Chart and figure data:
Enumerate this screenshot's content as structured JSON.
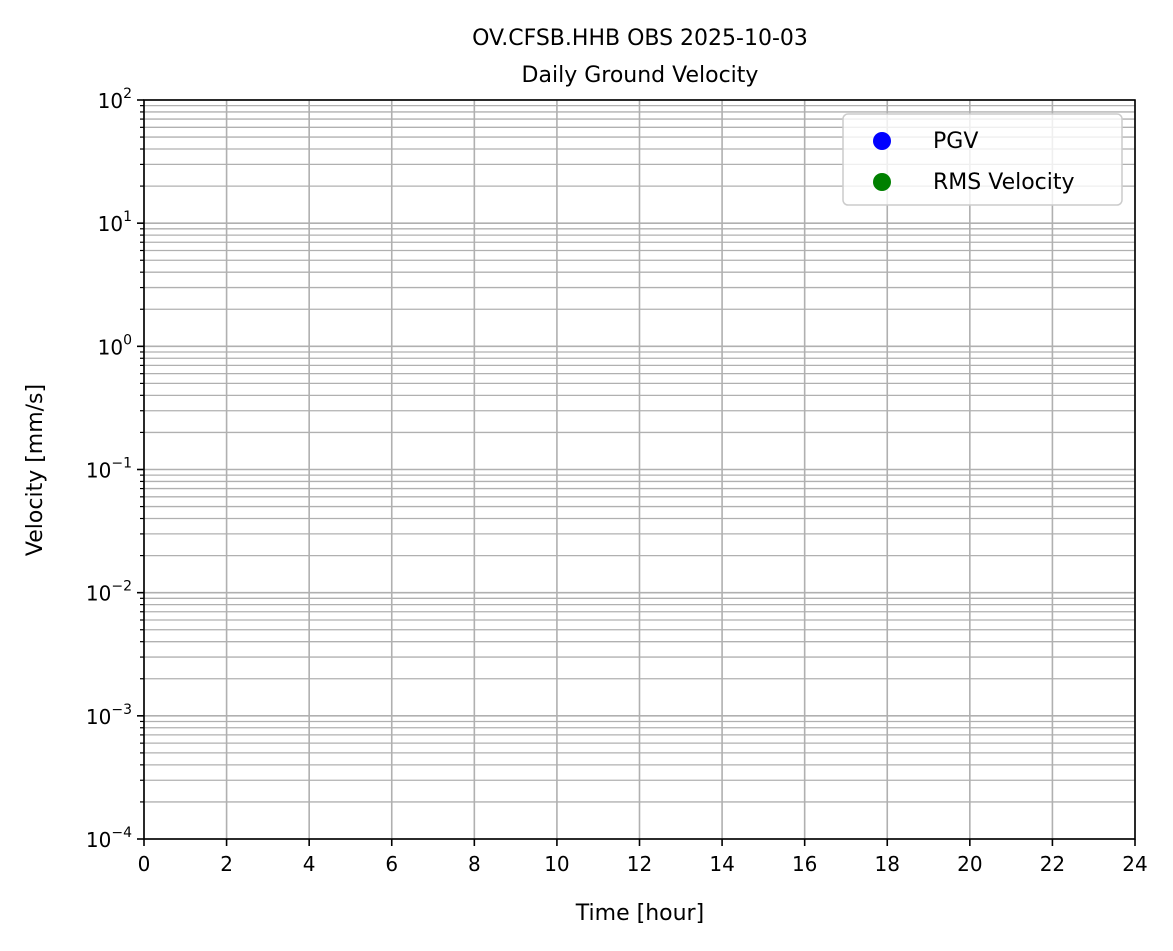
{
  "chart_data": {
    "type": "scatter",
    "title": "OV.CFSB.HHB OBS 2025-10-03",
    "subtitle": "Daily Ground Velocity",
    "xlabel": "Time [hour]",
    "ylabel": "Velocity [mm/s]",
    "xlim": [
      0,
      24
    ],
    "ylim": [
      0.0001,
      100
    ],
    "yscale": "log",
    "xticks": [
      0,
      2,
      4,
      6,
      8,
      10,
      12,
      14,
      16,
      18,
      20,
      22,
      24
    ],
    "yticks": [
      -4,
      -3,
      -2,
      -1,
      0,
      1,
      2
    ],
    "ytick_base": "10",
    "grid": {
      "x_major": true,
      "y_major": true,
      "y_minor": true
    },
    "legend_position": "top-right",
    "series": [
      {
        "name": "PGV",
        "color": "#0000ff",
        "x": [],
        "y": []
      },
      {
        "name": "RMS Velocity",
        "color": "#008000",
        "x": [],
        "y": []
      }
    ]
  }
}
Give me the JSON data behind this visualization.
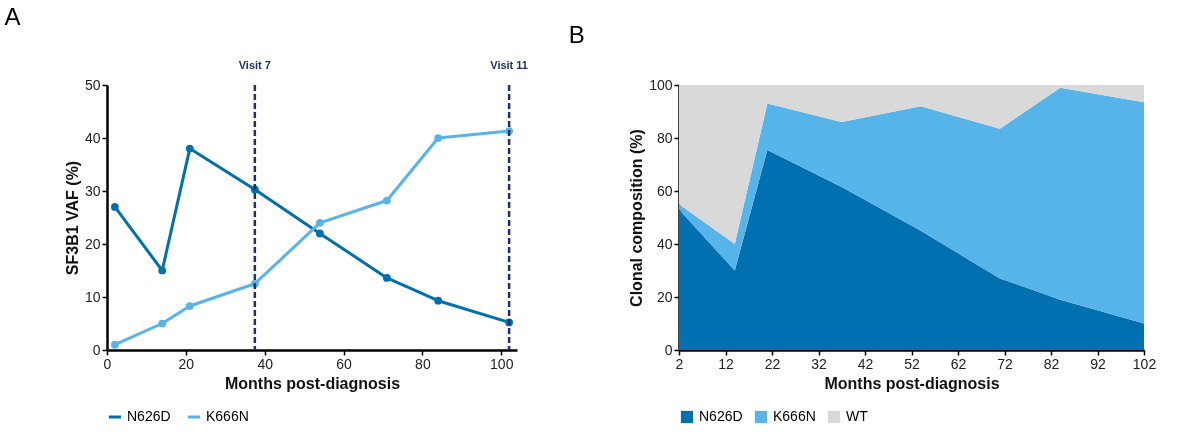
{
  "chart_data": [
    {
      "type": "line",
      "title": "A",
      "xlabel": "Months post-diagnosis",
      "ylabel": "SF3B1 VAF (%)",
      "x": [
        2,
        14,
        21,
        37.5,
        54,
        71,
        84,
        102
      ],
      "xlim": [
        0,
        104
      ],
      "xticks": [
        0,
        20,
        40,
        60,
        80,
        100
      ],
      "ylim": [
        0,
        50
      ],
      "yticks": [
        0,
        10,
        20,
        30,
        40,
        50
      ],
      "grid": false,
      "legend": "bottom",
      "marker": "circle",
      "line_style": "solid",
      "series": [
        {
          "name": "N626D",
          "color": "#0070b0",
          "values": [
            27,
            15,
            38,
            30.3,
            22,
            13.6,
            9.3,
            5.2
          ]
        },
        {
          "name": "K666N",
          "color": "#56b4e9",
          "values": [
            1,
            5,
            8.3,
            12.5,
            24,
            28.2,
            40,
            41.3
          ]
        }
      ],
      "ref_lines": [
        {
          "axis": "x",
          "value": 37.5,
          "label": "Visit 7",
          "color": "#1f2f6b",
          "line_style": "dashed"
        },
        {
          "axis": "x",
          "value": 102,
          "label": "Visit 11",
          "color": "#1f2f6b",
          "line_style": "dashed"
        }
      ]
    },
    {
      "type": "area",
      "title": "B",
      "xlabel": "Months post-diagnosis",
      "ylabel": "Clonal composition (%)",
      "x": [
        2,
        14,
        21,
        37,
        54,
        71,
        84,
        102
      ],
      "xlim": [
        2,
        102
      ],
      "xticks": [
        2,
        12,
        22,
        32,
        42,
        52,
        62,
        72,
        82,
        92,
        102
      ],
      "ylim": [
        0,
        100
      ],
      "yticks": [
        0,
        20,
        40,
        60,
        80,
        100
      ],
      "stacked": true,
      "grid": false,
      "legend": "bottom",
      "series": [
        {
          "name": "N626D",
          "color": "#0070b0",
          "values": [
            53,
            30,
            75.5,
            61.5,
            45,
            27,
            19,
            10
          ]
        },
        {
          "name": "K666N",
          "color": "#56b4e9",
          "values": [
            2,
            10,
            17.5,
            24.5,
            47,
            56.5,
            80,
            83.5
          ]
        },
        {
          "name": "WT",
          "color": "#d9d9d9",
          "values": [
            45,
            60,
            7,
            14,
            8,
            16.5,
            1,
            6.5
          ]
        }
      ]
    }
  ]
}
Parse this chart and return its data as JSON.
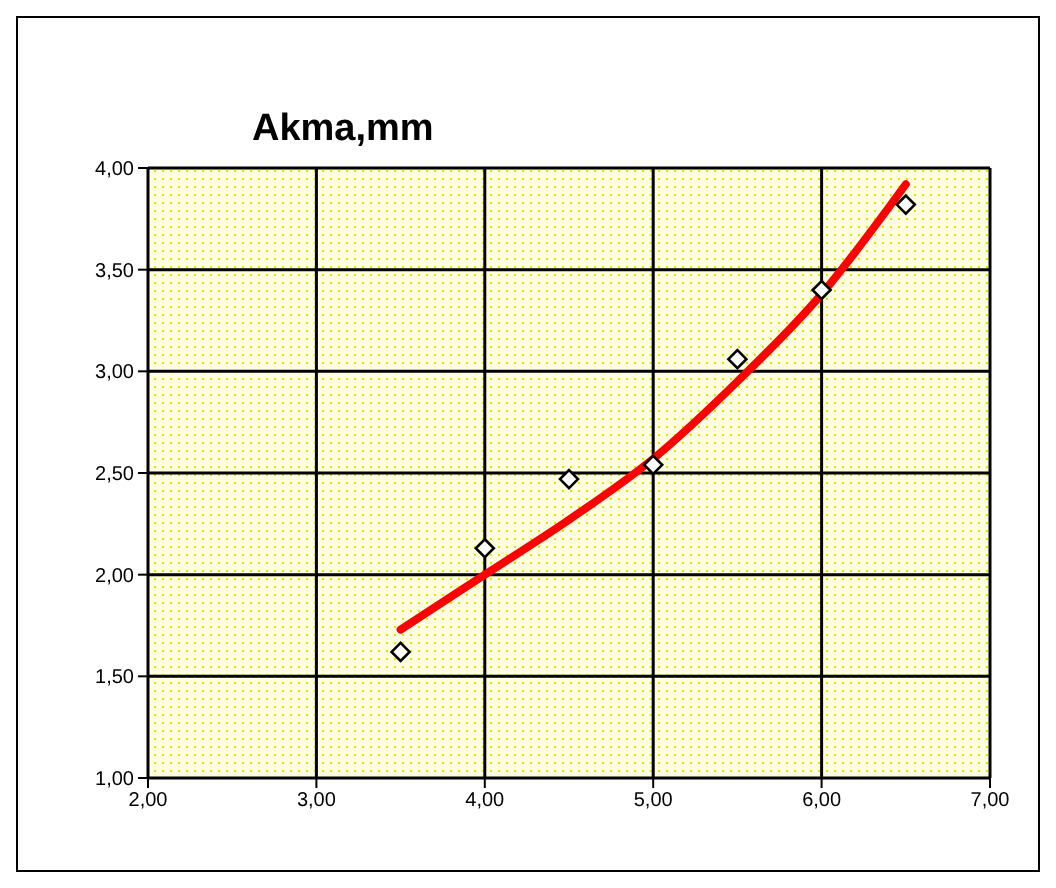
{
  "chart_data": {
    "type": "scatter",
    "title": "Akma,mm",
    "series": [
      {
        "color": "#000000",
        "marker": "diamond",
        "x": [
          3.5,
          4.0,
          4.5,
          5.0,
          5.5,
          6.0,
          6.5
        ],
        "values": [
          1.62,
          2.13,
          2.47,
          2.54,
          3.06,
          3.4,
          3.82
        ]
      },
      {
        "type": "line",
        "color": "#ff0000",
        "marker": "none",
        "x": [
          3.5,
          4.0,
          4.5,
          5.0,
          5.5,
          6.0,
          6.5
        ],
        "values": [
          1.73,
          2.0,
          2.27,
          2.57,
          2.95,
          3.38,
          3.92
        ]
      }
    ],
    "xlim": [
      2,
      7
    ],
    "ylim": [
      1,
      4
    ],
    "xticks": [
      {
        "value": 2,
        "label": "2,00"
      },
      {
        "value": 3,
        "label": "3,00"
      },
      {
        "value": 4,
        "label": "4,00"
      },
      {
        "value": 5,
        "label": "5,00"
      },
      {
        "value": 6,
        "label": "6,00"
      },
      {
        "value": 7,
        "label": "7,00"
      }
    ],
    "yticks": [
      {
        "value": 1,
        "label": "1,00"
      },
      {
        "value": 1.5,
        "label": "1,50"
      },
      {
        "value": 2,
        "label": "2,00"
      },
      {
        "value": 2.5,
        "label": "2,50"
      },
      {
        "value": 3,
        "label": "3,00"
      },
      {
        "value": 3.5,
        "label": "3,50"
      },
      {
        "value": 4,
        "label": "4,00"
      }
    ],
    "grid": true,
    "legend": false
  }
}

■ EXERCISE DIRECTIONS: Leave out the pictures and restate everything else word for word.

■ RESULT FOR THIS EXERCISE:
Enumerate this screenshot's content as structured JSON.
{
  "chart_data": {
    "type": "scatter",
    "title": "OV.CFSB.HHB OBS 2025-10-03",
    "subtitle": "Daily Ground Velocity",
    "xlabel": "Time [hour]",
    "ylabel": "Velocity [mm/s]",
    "xlim": [
      0,
      24
    ],
    "ylim": [
      0.0001,
      100
    ],
    "yscale": "log",
    "xticks": [
      0,
      2,
      4,
      6,
      8,
      10,
      12,
      14,
      16,
      18,
      20,
      22,
      24
    ],
    "yticks": [
      -4,
      -3,
      -2,
      -1,
      0,
      1,
      2
    ],
    "ytick_base": "10",
    "grid": {
      "x_major": true,
      "y_major": true,
      "y_minor": true
    },
    "legend_position": "top-right",
    "series": [
      {
        "name": "PGV",
        "color": "#0000ff",
        "x": [],
        "y": []
      },
      {
        "name": "RMS Velocity",
        "color": "#008000",
        "x": [],
        "y": []
      }
    ]
  }
}
Give me the JSON data behind this visualization.
{
  "chart_data": [
    {
      "type": "line",
      "title": "A",
      "xlabel": "Months post-diagnosis",
      "ylabel": "SF3B1 VAF (%)",
      "x": [
        2,
        14,
        21,
        37.5,
        54,
        71,
        84,
        102
      ],
      "xlim": [
        0,
        104
      ],
      "xticks": [
        0,
        20,
        40,
        60,
        80,
        100
      ],
      "ylim": [
        0,
        50
      ],
      "yticks": [
        0,
        10,
        20,
        30,
        40,
        50
      ],
      "grid": false,
      "legend": "bottom",
      "marker": "circle",
      "line_style": "solid",
      "series": [
        {
          "name": "N626D",
          "color": "#0070b0",
          "values": [
            27,
            15,
            38,
            30.3,
            22,
            13.6,
            9.3,
            5.2
          ]
        },
        {
          "name": "K666N",
          "color": "#56b4e9",
          "values": [
            1,
            5,
            8.3,
            12.5,
            24,
            28.2,
            40,
            41.3
          ]
        }
      ],
      "ref_lines": [
        {
          "axis": "x",
          "value": 37.5,
          "label": "Visit 7",
          "color": "#1f2f6b",
          "line_style": "dashed"
        },
        {
          "axis": "x",
          "value": 102,
          "label": "Visit 11",
          "color": "#1f2f6b",
          "line_style": "dashed"
        }
      ]
    },
    {
      "type": "area",
      "title": "B",
      "xlabel": "Months post-diagnosis",
      "ylabel": "Clonal composition (%)",
      "x": [
        2,
        14,
        21,
        37,
        54,
        71,
        84,
        102
      ],
      "xlim": [
        2,
        102
      ],
      "xticks": [
        2,
        12,
        22,
        32,
        42,
        52,
        62,
        72,
        82,
        92,
        102
      ],
      "ylim": [
        0,
        100
      ],
      "yticks": [
        0,
        20,
        40,
        60,
        80,
        100
      ],
      "stacked": true,
      "grid": false,
      "legend": "bottom",
      "series": [
        {
          "name": "N626D",
          "color": "#0070b0",
          "values": [
            53,
            30,
            75.5,
            61.5,
            45,
            27,
            19,
            10
          ]
        },
        {
          "name": "K666N",
          "color": "#56b4e9",
          "values": [
            2,
            10,
            17.5,
            24.5,
            47,
            56.5,
            80,
            83.5
          ]
        },
        {
          "name": "WT",
          "color": "#d9d9d9",
          "values": [
            45,
            60,
            7,
            14,
            8,
            16.5,
            1,
            6.5
          ]
        }
      ]
    }
  ]
}
Parse this chart and return its data as JSON.
{
  "chart_data": {
    "type": "scatter",
    "title": "Akma,mm",
    "series": [
      {
        "color": "#000000",
        "marker": "diamond",
        "x": [
          3.5,
          4.0,
          4.5,
          5.0,
          5.5,
          6.0,
          6.5
        ],
        "values": [
          1.62,
          2.13,
          2.47,
          2.54,
          3.06,
          3.4,
          3.82
        ]
      },
      {
        "type": "line",
        "color": "#ff0000",
        "marker": "none",
        "x": [
          3.5,
          4.0,
          4.5,
          5.0,
          5.5,
          6.0,
          6.5
        ],
        "values": [
          1.73,
          2.0,
          2.27,
          2.57,
          2.95,
          3.38,
          3.92
        ]
      }
    ],
    "xlim": [
      2,
      7
    ],
    "ylim": [
      1,
      4
    ],
    "xticks": [
      {
        "value": 2,
        "label": "2,00"
      },
      {
        "value": 3,
        "label": "3,00"
      },
      {
        "value": 4,
        "label": "4,00"
      },
      {
        "value": 5,
        "label": "5,00"
      },
      {
        "value": 6,
        "label": "6,00"
      },
      {
        "value": 7,
        "label": "7,00"
      }
    ],
    "yticks": [
      {
        "value": 1,
        "label": "1,00"
      },
      {
        "value": 1.5,
        "label": "1,50"
      },
      {
        "value": 2,
        "label": "2,00"
      },
      {
        "value": 2.5,
        "label": "2,50"
      },
      {
        "value": 3,
        "label": "3,00"
      },
      {
        "value": 3.5,
        "label": "3,50"
      },
      {
        "value": 4,
        "label": "4,00"
      }
    ],
    "grid": true,
    "legend": false
  }
}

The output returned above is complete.